Pick out the lines below that contain the string "Lake" and copy them all.

—————

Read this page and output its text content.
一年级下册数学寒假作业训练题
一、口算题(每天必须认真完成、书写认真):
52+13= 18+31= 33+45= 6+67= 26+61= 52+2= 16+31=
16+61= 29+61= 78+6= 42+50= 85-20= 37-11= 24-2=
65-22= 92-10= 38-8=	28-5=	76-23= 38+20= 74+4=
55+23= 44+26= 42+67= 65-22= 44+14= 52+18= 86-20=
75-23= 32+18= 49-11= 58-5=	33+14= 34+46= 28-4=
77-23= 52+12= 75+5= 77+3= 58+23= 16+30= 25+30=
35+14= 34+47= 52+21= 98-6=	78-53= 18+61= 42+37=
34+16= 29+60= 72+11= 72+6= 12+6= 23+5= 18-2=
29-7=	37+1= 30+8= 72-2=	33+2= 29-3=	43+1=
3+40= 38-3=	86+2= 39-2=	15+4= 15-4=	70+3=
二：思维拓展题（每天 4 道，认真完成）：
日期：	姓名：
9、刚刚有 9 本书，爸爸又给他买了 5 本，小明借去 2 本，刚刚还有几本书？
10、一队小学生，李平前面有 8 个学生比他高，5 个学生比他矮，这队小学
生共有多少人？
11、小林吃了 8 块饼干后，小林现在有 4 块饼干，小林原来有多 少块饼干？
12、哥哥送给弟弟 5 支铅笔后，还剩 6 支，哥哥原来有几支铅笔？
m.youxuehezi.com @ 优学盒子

—————

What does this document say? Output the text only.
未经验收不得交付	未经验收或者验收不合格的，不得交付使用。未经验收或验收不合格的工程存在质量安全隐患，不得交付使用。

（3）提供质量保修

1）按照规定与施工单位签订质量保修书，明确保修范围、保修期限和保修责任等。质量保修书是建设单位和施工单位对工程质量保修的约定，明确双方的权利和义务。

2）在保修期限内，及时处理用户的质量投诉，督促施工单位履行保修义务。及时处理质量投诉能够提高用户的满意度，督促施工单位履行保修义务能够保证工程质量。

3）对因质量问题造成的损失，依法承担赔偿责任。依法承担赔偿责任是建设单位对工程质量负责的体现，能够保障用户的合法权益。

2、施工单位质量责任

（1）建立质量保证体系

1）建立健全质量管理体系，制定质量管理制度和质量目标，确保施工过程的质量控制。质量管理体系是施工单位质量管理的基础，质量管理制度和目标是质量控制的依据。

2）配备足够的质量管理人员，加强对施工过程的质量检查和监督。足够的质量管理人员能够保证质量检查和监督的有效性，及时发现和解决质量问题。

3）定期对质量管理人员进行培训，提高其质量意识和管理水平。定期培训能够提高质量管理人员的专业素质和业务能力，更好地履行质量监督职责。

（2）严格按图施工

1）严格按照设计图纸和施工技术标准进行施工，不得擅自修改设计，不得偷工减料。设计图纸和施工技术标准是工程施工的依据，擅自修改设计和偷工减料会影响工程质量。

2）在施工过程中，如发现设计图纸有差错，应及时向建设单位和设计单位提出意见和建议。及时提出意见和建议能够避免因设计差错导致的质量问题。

—————

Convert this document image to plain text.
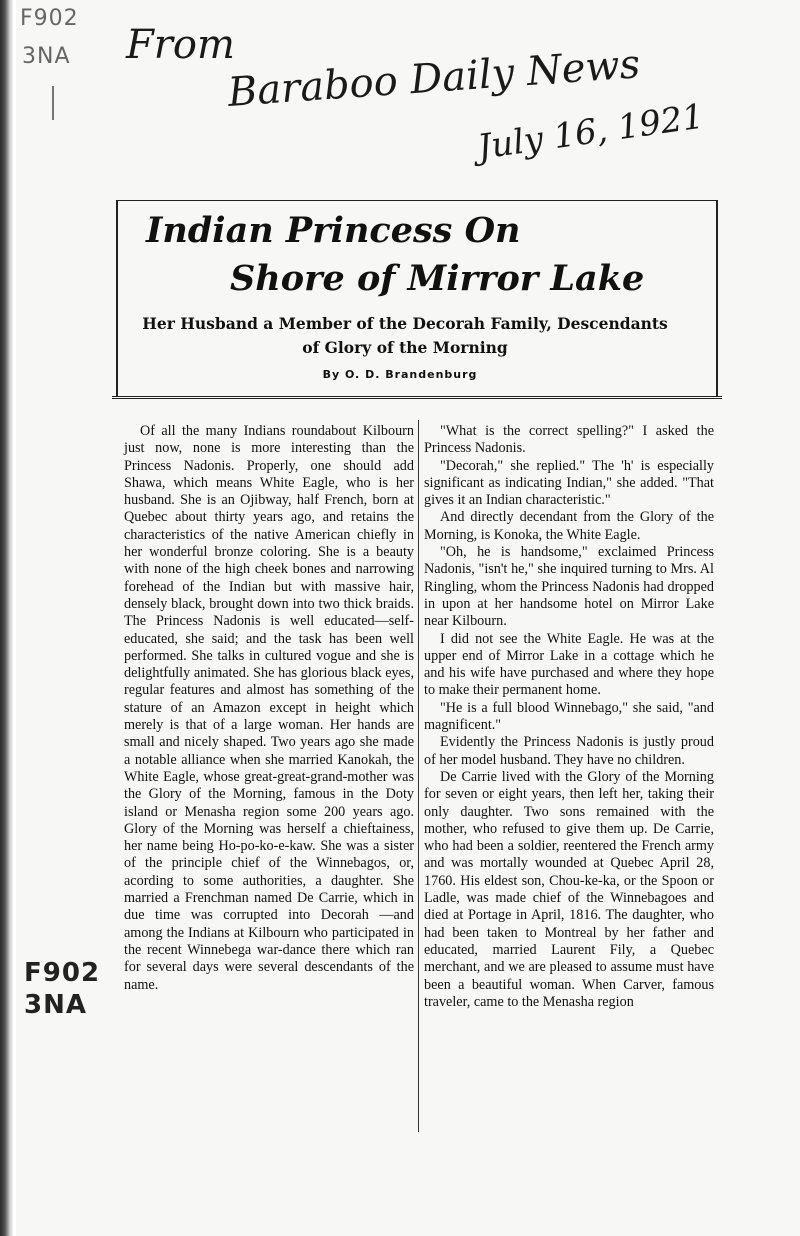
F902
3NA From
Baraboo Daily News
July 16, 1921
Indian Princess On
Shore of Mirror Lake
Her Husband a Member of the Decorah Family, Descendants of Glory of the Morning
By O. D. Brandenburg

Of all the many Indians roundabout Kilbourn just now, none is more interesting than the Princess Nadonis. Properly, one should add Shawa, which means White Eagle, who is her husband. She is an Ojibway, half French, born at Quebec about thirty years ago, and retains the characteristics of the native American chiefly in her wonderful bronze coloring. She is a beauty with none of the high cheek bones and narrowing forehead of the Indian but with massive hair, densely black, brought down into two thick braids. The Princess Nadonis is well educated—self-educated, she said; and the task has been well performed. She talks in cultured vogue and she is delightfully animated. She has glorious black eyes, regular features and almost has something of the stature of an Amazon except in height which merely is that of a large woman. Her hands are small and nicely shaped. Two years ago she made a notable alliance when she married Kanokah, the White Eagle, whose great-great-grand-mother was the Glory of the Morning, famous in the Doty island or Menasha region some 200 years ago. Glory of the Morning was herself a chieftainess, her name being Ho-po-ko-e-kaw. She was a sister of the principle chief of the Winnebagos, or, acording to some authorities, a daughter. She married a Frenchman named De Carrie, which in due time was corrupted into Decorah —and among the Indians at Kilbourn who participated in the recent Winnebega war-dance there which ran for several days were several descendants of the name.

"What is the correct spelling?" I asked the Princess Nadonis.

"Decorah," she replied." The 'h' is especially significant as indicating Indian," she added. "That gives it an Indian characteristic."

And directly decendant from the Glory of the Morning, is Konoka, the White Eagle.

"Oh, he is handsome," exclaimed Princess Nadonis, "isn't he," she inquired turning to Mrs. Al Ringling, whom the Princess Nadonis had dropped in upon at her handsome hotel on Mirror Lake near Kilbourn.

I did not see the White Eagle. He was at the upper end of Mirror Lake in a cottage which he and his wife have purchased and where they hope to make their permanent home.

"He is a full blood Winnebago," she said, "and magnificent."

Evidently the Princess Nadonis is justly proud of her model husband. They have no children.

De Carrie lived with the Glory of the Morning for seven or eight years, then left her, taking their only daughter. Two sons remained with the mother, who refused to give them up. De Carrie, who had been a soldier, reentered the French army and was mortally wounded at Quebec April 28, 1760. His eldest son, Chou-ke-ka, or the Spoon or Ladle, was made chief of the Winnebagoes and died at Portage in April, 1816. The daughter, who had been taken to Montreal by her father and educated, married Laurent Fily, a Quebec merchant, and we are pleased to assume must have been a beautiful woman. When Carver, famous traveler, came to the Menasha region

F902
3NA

—————

• **Solution**
Shore of Mirror Lake
"Oh, he is handsome," exclaimed Princess Nadonis, "isn't he," she inquired turning to Mrs. Al Ringling, whom the Princess Nadonis had dropped in upon at her handsome hotel on Mirror Lake near Kilbourn.
I did not see the White Eagle. He was at the upper end of Mirror Lake in a cottage which he and his wife have purchased and where they hope to make their permanent home.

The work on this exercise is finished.